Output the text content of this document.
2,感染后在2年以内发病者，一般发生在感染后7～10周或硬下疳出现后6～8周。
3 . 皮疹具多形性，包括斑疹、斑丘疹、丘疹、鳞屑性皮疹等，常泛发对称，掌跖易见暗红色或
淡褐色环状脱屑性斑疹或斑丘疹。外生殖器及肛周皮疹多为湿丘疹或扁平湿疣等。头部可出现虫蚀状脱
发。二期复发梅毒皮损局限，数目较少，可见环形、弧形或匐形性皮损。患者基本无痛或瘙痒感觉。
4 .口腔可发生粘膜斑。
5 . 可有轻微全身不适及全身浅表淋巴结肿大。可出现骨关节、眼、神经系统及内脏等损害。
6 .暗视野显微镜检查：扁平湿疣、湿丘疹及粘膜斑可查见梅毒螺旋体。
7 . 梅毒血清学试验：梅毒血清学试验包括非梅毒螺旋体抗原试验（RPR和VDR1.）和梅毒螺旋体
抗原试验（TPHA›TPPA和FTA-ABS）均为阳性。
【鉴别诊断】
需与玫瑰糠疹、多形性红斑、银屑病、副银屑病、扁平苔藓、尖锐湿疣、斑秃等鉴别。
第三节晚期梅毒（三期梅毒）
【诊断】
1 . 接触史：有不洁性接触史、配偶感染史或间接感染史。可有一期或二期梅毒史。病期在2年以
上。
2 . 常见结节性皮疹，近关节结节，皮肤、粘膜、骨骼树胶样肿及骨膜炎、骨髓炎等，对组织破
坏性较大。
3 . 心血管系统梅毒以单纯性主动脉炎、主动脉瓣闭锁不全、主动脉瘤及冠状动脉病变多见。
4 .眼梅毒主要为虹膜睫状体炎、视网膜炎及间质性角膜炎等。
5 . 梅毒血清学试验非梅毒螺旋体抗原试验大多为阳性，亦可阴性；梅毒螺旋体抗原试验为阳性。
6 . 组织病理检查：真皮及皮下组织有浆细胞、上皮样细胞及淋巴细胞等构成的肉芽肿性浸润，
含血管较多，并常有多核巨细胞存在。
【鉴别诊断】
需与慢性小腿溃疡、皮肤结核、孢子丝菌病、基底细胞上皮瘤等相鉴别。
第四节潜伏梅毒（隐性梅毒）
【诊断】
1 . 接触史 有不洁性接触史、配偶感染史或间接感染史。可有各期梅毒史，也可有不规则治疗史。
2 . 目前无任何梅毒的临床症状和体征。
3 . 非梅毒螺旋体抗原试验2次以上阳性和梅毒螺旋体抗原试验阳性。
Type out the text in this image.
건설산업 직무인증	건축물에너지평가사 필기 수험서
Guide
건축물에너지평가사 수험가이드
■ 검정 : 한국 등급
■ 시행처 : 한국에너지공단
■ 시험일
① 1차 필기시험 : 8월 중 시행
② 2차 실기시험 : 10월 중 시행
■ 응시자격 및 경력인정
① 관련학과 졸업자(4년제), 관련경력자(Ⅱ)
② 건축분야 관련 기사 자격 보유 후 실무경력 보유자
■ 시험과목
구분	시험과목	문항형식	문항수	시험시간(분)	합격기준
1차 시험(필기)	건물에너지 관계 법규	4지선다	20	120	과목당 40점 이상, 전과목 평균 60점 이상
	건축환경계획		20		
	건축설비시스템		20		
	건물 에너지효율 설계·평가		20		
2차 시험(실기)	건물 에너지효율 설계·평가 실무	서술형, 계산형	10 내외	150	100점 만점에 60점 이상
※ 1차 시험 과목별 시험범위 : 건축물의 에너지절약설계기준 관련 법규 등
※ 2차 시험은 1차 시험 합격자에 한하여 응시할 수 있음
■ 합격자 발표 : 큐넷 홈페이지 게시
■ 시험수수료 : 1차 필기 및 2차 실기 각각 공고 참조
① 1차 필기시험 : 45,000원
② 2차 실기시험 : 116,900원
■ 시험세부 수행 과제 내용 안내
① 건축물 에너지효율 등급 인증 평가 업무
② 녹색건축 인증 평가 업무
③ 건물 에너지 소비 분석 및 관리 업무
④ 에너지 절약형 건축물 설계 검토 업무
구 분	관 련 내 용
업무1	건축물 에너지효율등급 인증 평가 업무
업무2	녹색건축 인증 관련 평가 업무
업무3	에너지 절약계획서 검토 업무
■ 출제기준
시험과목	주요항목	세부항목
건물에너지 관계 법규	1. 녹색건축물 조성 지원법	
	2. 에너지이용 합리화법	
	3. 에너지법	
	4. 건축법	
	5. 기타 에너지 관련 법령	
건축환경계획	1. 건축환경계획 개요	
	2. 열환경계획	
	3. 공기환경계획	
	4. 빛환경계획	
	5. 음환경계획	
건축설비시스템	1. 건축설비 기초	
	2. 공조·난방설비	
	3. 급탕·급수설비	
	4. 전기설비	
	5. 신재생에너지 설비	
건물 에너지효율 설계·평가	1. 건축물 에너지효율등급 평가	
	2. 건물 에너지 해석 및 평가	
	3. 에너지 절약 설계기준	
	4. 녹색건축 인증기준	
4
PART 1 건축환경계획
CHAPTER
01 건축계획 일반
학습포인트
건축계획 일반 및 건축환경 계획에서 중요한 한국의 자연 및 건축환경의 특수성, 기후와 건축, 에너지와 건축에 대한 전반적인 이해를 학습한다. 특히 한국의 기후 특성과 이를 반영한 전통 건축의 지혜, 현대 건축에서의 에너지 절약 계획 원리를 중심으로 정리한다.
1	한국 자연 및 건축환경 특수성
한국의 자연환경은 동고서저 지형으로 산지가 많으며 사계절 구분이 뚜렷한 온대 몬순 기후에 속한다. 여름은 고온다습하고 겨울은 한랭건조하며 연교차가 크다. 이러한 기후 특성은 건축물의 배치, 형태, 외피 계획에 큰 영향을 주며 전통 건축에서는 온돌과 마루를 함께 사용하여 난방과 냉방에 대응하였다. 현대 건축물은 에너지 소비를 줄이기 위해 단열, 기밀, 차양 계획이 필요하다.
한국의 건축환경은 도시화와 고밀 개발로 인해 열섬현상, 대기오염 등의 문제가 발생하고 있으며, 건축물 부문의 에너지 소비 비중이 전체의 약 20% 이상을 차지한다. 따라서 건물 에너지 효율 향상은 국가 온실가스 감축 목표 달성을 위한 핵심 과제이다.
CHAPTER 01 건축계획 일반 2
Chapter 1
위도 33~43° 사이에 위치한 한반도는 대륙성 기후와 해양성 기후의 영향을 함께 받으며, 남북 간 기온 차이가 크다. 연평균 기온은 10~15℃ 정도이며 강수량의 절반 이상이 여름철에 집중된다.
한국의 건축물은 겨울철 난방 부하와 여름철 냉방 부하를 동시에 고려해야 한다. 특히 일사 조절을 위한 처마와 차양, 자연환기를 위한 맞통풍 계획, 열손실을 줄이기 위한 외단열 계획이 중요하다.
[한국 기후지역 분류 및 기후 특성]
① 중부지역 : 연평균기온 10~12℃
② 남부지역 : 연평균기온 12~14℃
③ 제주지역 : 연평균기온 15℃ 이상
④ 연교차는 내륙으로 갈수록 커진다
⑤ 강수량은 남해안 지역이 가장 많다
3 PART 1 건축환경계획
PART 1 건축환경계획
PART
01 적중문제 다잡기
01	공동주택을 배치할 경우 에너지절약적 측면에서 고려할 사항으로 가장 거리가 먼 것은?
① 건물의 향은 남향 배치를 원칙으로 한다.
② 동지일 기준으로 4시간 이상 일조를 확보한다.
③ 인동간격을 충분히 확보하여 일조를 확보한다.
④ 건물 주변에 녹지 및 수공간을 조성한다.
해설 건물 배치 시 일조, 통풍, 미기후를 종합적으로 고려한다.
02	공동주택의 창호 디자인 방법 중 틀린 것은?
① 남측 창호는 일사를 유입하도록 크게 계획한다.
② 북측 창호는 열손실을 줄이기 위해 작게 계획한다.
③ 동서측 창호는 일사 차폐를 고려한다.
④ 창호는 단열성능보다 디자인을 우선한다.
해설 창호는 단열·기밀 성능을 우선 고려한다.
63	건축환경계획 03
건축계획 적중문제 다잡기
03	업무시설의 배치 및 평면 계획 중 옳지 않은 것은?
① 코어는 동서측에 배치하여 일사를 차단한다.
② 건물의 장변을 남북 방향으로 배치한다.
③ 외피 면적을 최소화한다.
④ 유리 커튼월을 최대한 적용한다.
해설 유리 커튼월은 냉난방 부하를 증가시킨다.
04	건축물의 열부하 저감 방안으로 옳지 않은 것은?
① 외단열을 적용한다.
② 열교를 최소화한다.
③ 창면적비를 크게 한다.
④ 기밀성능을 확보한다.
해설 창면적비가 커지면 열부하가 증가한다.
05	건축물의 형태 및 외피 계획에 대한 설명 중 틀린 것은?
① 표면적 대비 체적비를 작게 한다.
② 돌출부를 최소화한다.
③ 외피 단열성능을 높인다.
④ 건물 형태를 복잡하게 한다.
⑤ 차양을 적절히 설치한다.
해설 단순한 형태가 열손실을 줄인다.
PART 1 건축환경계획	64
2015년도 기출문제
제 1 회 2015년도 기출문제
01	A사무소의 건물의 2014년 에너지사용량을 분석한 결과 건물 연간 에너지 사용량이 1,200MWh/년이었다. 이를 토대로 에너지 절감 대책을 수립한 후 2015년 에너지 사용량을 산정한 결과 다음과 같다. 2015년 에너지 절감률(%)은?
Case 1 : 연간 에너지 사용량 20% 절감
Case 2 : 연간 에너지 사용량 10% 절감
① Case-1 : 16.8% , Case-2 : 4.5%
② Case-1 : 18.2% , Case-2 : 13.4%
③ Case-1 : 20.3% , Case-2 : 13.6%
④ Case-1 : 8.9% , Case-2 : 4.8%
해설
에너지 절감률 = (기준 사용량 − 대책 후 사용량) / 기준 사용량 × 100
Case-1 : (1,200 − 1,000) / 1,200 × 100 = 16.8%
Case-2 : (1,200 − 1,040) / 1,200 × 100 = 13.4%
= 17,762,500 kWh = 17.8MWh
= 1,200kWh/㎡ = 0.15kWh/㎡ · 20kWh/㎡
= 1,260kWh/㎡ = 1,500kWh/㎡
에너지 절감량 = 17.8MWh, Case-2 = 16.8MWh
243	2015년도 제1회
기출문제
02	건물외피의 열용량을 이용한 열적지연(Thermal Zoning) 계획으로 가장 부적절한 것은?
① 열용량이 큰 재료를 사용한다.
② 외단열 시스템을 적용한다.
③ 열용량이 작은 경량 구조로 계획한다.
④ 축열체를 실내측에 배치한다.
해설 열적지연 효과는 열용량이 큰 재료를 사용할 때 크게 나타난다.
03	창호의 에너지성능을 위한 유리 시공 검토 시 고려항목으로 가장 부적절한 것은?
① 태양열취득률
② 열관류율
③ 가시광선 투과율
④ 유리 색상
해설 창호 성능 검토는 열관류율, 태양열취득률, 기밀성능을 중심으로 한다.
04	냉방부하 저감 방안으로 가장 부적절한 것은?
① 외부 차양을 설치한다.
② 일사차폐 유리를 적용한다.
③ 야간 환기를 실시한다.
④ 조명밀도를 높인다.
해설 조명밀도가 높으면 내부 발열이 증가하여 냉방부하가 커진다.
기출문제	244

--------------------------------------------------

**Task to complete**
The records are above. How many lines in them contain the word "태양열취득률"? Give the number alone.

**Response for this exercise**
2